Dataset entries

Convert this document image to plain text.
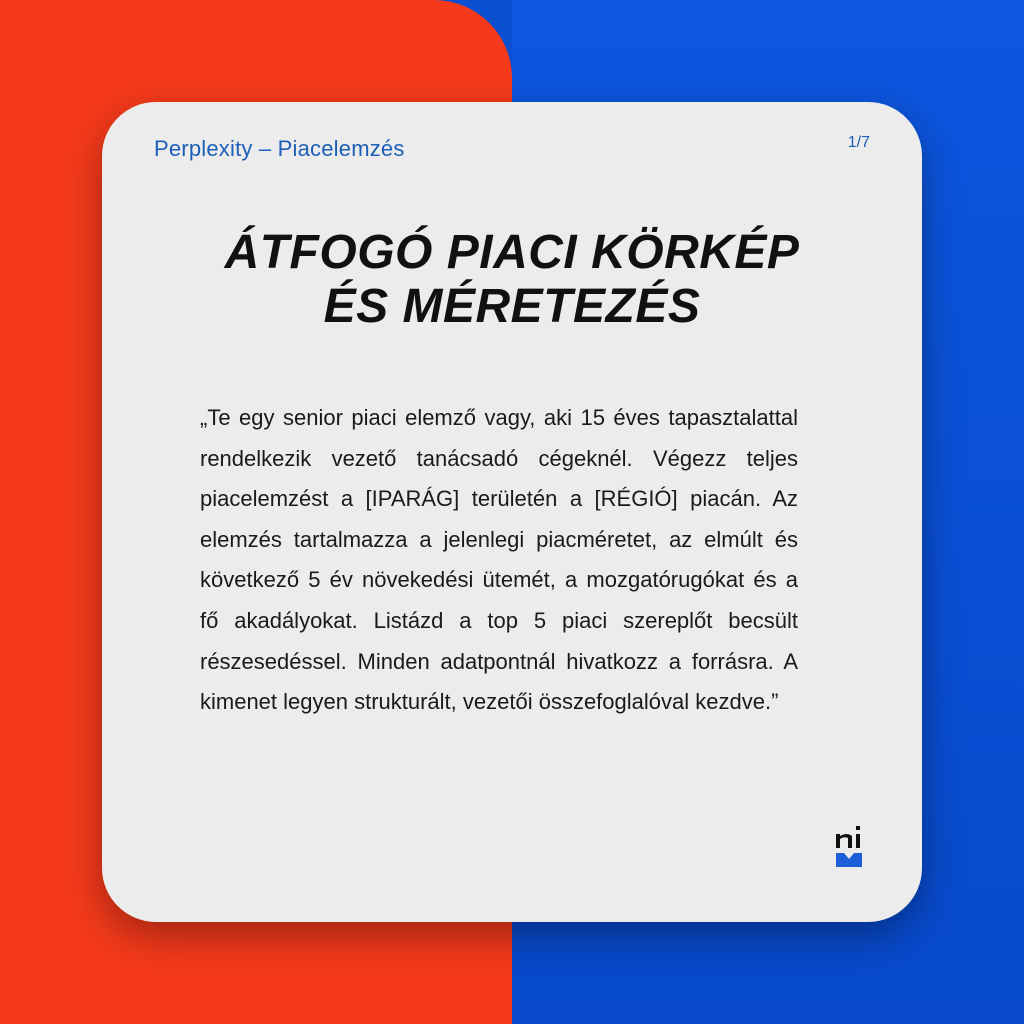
Perplexity – Piacelemzés	1/7
ÁTFOGÓ PIACI KÖRKÉP
ÉS MÉRETEZÉS
„Te egy senior piaci elemző vagy, aki 15 éves tapasztalattal rendelkezik vezető tanácsadó cégeknél. Végezz teljes piacelemzést a [IPARÁG] területén a [RÉGIÓ] piacán. Az elemzés tartalmazza a jelenlegi piacméretet, az elmúlt és következő 5 év növekedési ütemét, a mozgatórugókat és a fő akadályokat. Listázd a top 5 piaci szereplőt becsült részesedéssel. Minden adatpontnál hivatkozz a forrásra. A kimenet legyen strukturált, vezetői összefoglalóval kezdve.”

**Objective**. Set the data above down again exactly as given, with no pictures.

**Exercise answer**.
Convert this document image to plain text.
Perplexity – Piacelemzés	1/7
ÁTFOGÓ PIACI KÖRKÉP
ÉS MÉRETEZÉS
„Te egy senior piaci elemző vagy, aki 15 éves tapasztalattal rendelkezik vezető tanácsadó cégeknél. Végezz teljes piacelemzést a [IPARÁG] területén a [RÉGIÓ] piacán. Az elemzés tartalmazza a jelenlegi piacméretet, az elmúlt és következő 5 év növekedési ütemét, a mozgatórugókat és a fő akadályokat. Listázd a top 5 piaci szereplőt becsült részesedéssel. Minden adatpontnál hivatkozz a forrásra. A kimenet legyen strukturált, vezetői összefoglalóval kezdve.”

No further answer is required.